> [MATERIAL SUPPLIED]:
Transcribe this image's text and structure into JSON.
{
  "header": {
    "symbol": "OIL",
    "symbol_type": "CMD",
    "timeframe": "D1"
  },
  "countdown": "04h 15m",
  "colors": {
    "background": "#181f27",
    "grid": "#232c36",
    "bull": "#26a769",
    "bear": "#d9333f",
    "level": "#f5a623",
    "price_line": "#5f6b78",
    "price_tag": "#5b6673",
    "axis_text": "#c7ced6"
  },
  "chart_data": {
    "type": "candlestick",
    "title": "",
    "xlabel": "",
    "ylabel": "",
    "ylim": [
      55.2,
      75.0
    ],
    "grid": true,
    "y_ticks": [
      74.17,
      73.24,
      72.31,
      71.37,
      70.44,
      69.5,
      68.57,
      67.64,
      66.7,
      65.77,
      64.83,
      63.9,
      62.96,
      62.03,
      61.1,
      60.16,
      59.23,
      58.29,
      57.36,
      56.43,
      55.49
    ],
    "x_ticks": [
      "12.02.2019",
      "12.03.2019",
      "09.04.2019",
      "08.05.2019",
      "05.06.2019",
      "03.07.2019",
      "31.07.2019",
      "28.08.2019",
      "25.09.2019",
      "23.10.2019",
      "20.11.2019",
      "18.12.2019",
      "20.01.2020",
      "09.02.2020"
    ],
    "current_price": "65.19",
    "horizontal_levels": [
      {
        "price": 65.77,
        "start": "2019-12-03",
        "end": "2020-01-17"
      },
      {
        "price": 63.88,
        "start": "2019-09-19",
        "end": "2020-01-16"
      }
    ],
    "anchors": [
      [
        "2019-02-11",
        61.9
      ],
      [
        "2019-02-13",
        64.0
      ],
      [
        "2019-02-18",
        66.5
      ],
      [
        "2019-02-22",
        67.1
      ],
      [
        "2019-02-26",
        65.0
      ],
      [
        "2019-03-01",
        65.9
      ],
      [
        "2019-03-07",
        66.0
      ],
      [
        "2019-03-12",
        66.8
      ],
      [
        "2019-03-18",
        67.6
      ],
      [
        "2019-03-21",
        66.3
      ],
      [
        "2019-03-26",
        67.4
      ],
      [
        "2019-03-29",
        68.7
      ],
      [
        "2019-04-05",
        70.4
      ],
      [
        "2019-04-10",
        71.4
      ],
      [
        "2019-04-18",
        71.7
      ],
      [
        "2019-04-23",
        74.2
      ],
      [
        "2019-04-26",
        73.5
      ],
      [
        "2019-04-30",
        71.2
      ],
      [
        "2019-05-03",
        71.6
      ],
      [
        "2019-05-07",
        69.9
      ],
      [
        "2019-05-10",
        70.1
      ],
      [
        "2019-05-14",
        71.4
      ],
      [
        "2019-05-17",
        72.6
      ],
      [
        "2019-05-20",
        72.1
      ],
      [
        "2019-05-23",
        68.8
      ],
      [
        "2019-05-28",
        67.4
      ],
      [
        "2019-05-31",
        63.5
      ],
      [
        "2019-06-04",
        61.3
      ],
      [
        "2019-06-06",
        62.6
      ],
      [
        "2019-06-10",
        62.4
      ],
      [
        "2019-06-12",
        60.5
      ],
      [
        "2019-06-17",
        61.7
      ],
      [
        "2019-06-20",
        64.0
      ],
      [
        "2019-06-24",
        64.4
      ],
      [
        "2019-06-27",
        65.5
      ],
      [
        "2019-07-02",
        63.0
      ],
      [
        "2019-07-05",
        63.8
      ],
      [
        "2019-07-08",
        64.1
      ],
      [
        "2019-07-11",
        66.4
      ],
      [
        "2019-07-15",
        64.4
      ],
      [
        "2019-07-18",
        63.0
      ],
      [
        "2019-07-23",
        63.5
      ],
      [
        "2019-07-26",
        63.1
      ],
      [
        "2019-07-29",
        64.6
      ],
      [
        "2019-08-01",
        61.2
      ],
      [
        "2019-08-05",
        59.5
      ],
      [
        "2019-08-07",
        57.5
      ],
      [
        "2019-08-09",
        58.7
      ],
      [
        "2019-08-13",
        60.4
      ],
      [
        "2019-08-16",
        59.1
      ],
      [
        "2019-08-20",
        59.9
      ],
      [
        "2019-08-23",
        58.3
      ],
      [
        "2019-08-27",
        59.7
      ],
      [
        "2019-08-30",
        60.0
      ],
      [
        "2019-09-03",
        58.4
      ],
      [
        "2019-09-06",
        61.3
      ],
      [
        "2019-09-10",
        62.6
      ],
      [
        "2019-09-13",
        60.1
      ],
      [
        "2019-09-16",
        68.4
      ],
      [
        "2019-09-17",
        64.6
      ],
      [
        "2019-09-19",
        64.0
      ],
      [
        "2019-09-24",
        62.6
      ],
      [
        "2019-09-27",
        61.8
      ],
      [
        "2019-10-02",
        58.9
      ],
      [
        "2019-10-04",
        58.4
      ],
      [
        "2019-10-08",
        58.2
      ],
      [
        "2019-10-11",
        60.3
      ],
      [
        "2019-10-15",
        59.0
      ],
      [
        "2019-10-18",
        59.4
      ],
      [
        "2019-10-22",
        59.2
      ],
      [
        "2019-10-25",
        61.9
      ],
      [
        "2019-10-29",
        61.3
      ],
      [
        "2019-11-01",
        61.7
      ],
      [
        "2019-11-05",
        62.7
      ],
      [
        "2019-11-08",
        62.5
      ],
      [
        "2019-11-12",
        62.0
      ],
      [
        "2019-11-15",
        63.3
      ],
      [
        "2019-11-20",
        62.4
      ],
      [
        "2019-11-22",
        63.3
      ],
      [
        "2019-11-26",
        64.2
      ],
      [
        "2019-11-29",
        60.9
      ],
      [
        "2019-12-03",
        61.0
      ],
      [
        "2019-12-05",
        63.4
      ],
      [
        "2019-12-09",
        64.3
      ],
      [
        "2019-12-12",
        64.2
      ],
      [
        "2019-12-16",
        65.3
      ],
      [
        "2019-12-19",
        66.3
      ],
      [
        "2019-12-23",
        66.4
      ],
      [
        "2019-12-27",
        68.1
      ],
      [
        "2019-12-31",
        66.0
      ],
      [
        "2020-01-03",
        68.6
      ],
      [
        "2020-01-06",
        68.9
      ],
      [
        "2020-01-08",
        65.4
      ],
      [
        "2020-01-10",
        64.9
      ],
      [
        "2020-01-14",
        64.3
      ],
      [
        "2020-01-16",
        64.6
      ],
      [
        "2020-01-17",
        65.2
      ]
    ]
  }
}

> [STATED EXERCISE]: Reproduce each entry from the records above, character for character.

> [RESULT]:
Transcribe this image's text and structure into JSON.
{
  "header": {
    "symbol": "OIL",
    "symbol_type": "CMD",
    "timeframe": "D1"
  },
  "countdown": "04h 15m",
  "colors": {
    "background": "#181f27",
    "grid": "#232c36",
    "bull": "#26a769",
    "bear": "#d9333f",
    "level": "#f5a623",
    "price_line": "#5f6b78",
    "price_tag": "#5b6673",
    "axis_text": "#c7ced6"
  },
  "chart_data": {
    "type": "candlestick",
    "title": "",
    "xlabel": "",
    "ylabel": "",
    "ylim": [
      55.2,
      75.0
    ],
    "grid": true,
    "y_ticks": [
      74.17,
      73.24,
      72.31,
      71.37,
      70.44,
      69.5,
      68.57,
      67.64,
      66.7,
      65.77,
      64.83,
      63.9,
      62.96,
      62.03,
      61.1,
      60.16,
      59.23,
      58.29,
      57.36,
      56.43,
      55.49
    ],
    "x_ticks": [
      "12.02.2019",
      "12.03.2019",
      "09.04.2019",
      "08.05.2019",
      "05.06.2019",
      "03.07.2019",
      "31.07.2019",
      "28.08.2019",
      "25.09.2019",
      "23.10.2019",
      "20.11.2019",
      "18.12.2019",
      "20.01.2020",
      "09.02.2020"
    ],
    "current_price": "65.19",
    "horizontal_levels": [
      {
        "price": 65.77,
        "start": "2019-12-03",
        "end": "2020-01-17"
      },
      {
        "price": 63.88,
        "start": "2019-09-19",
        "end": "2020-01-16"
      }
    ],
    "anchors": [
      [
        "2019-02-11",
        61.9
      ],
      [
        "2019-02-13",
        64.0
      ],
      [
        "2019-02-18",
        66.5
      ],
      [
        "2019-02-22",
        67.1
      ],
      [
        "2019-02-26",
        65.0
      ],
      [
        "2019-03-01",
        65.9
      ],
      [
        "2019-03-07",
        66.0
      ],
      [
        "2019-03-12",
        66.8
      ],
      [
        "2019-03-18",
        67.6
      ],
      [
        "2019-03-21",
        66.3
      ],
      [
        "2019-03-26",
        67.4
      ],
      [
        "2019-03-29",
        68.7
      ],
      [
        "2019-04-05",
        70.4
      ],
      [
        "2019-04-10",
        71.4
      ],
      [
        "2019-04-18",
        71.7
      ],
      [
        "2019-04-23",
        74.2
      ],
      [
        "2019-04-26",
        73.5
      ],
      [
        "2019-04-30",
        71.2
      ],
      [
        "2019-05-03",
        71.6
      ],
      [
        "2019-05-07",
        69.9
      ],
      [
        "2019-05-10",
        70.1
      ],
      [
        "2019-05-14",
        71.4
      ],
      [
        "2019-05-17",
        72.6
      ],
      [
        "2019-05-20",
        72.1
      ],
      [
        "2019-05-23",
        68.8
      ],
      [
        "2019-05-28",
        67.4
      ],
      [
        "2019-05-31",
        63.5
      ],
      [
        "2019-06-04",
        61.3
      ],
      [
        "2019-06-06",
        62.6
      ],
      [
        "2019-06-10",
        62.4
      ],
      [
        "2019-06-12",
        60.5
      ],
      [
        "2019-06-17",
        61.7
      ],
      [
        "2019-06-20",
        64.0
      ],
      [
        "2019-06-24",
        64.4
      ],
      [
        "2019-06-27",
        65.5
      ],
      [
        "2019-07-02",
        63.0
      ],
      [
        "2019-07-05",
        63.8
      ],
      [
        "2019-07-08",
        64.1
      ],
      [
        "2019-07-11",
        66.4
      ],
      [
        "2019-07-15",
        64.4
      ],
      [
        "2019-07-18",
        63.0
      ],
      [
        "2019-07-23",
        63.5
      ],
      [
        "2019-07-26",
        63.1
      ],
      [
        "2019-07-29",
        64.6
      ],
      [
        "2019-08-01",
        61.2
      ],
      [
        "2019-08-05",
        59.5
      ],
      [
        "2019-08-07",
        57.5
      ],
      [
        "2019-08-09",
        58.7
      ],
      [
        "2019-08-13",
        60.4
      ],
      [
        "2019-08-16",
        59.1
      ],
      [
        "2019-08-20",
        59.9
      ],
      [
        "2019-08-23",
        58.3
      ],
      [
        "2019-08-27",
        59.7
      ],
      [
        "2019-08-30",
        60.0
      ],
      [
        "2019-09-03",
        58.4
      ],
      [
        "2019-09-06",
        61.3
      ],
      [
        "2019-09-10",
        62.6
      ],
      [
        "2019-09-13",
        60.1
      ],
      [
        "2019-09-16",
        68.4
      ],
      [
        "2019-09-17",
        64.6
      ],
      [
        "2019-09-19",
        64.0
      ],
      [
        "2019-09-24",
        62.6
      ],
      [
        "2019-09-27",
        61.8
      ],
      [
        "2019-10-02",
        58.9
      ],
      [
        "2019-10-04",
        58.4
      ],
      [
        "2019-10-08",
        58.2
      ],
      [
        "2019-10-11",
        60.3
      ],
      [
        "2019-10-15",
        59.0
      ],
      [
        "2019-10-18",
        59.4
      ],
      [
        "2019-10-22",
        59.2
      ],
      [
        "2019-10-25",
        61.9
      ],
      [
        "2019-10-29",
        61.3
      ],
      [
        "2019-11-01",
        61.7
      ],
      [
        "2019-11-05",
        62.7
      ],
      [
        "2019-11-08",
        62.5
      ],
      [
        "2019-11-12",
        62.0
      ],
      [
        "2019-11-15",
        63.3
      ],
      [
        "2019-11-20",
        62.4
      ],
      [
        "2019-11-22",
        63.3
      ],
      [
        "2019-11-26",
        64.2
      ],
      [
        "2019-11-29",
        60.9
      ],
      [
        "2019-12-03",
        61.0
      ],
      [
        "2019-12-05",
        63.4
      ],
      [
        "2019-12-09",
        64.3
      ],
      [
        "2019-12-12",
        64.2
      ],
      [
        "2019-12-16",
        65.3
      ],
      [
        "2019-12-19",
        66.3
      ],
      [
        "2019-12-23",
        66.4
      ],
      [
        "2019-12-27",
        68.1
      ],
      [
        "2019-12-31",
        66.0
      ],
      [
        "2020-01-03",
        68.6
      ],
      [
        "2020-01-06",
        68.9
      ],
      [
        "2020-01-08",
        65.4
      ],
      [
        "2020-01-10",
        64.9
      ],
      [
        "2020-01-14",
        64.3
      ],
      [
        "2020-01-16",
        64.6
      ],
      [
        "2020-01-17",
        65.2
      ]
    ]
  }
}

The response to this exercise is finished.